- [About this exercise]:
Could you copy out the entire text below on getting ready for knee replacement surgery, word for word?

- [Extract]:
###

24 Aug 2016
You’ve finally decided to move ahead with the elective knee replacement surgery you’ve been avoiding for the past two years.
You’ll be entering the hospital in a few weeks and expect to return home without a stay in a sub-acute rehabilitation facility. So what can you do before hand to make your transition home easier? What arrangements need to be made?
Gerry Joyner, Director of Social Work at Wartburg in Mount Vernon suggests you consider the following:
First, talk to your doctor and find out the expected length of your hospital stay. Let your doctor know who to call in the event of an emergency. Have your advance healthcare directive or healthcare proxy placed in your healthcare provider’s records before you go in for any surgery.
Have someone pick up your mail or have the Post Office hold it. You will also want to set up automatic bill paying or pay your bills in advance in case you have an unexpected extended hospital stay.
Make arrangements for your pets to be taken care of during your hospital stay and for an extra week since it can be challenging caring for a pet when you’ve just returned home from surgery.
Joyner advises that you plan in advance for some mobility impairment:
- If your bedroom isn’t already on the ground level of your home, set up a temporary sleeping space so you can avoid stairs when you return home.

###

- [Given information]:
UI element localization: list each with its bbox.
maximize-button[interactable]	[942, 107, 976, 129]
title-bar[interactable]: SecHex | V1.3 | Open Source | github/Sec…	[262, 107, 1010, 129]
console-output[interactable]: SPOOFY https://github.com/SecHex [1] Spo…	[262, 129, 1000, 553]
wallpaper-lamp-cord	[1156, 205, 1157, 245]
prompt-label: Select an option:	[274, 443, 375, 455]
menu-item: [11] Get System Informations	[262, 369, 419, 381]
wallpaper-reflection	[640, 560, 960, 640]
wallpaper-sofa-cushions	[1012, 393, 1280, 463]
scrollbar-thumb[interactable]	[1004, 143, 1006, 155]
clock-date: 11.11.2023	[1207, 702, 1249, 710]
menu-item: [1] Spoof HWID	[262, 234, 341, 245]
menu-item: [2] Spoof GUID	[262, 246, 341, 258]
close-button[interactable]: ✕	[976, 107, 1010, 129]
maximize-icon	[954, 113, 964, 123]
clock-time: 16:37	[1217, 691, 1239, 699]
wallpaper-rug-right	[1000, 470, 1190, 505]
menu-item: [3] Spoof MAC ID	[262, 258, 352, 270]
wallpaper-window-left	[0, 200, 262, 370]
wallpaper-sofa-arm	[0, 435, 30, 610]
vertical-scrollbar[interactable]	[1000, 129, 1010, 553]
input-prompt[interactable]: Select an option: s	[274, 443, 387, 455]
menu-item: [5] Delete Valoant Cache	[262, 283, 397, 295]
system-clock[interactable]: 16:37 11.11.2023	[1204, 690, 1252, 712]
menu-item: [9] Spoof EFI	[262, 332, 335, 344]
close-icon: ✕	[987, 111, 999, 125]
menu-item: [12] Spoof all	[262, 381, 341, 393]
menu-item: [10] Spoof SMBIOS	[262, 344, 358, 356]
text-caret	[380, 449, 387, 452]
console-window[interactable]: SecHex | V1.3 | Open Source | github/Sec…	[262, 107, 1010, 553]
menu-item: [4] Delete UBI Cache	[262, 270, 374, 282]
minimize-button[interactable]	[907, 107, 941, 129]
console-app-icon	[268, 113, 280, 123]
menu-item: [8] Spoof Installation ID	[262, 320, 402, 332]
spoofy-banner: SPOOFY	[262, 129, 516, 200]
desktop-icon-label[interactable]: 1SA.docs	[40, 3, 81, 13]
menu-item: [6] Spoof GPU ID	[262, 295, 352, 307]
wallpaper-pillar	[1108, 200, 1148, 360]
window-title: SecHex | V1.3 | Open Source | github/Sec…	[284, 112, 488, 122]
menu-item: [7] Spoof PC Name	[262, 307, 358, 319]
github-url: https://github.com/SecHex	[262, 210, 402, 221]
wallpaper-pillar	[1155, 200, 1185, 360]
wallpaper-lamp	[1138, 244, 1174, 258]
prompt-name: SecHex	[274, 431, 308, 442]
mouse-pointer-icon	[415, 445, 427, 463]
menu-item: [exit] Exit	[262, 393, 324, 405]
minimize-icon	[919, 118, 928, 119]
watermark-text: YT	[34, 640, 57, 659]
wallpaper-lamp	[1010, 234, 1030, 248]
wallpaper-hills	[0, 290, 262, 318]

###

- [Answer to this problem]:
24 Aug 2016
You’ve finally decided to move ahead with the elective knee replacement surgery you’ve been avoiding for the past two years.
You’ll be entering the hospital in a few weeks and expect to return home without a stay in a sub-acute rehabilitation facility. So what can you do before hand to make your transition home easier? What arrangements need to be made?
Gerry Joyner, Director of Social Work at Wartburg in Mount Vernon suggests you consider the following:
First, talk to your doctor and find out the expected length of your hospital stay. Let your doctor know who to call in the event of an emergency. Have your advance healthcare directive or healthcare proxy placed in your healthcare provider’s records before you go in for any surgery.
Have someone pick up your mail or have the Post Office hold it. You will also want to set up automatic bill paying or pay your bills in advance in case you have an unexpected extended hospital stay.
Make arrangements for your pets to be taken care of during your hospital stay and for an extra week since it can be challenging caring for a pet when you’ve just returned home from surgery.
Joyner advises that you plan in advance for some mobility impairment:
- If your bedroom isn’t already on the ground level of your home, set up a temporary sleeping space so you can avoid stairs when you return home.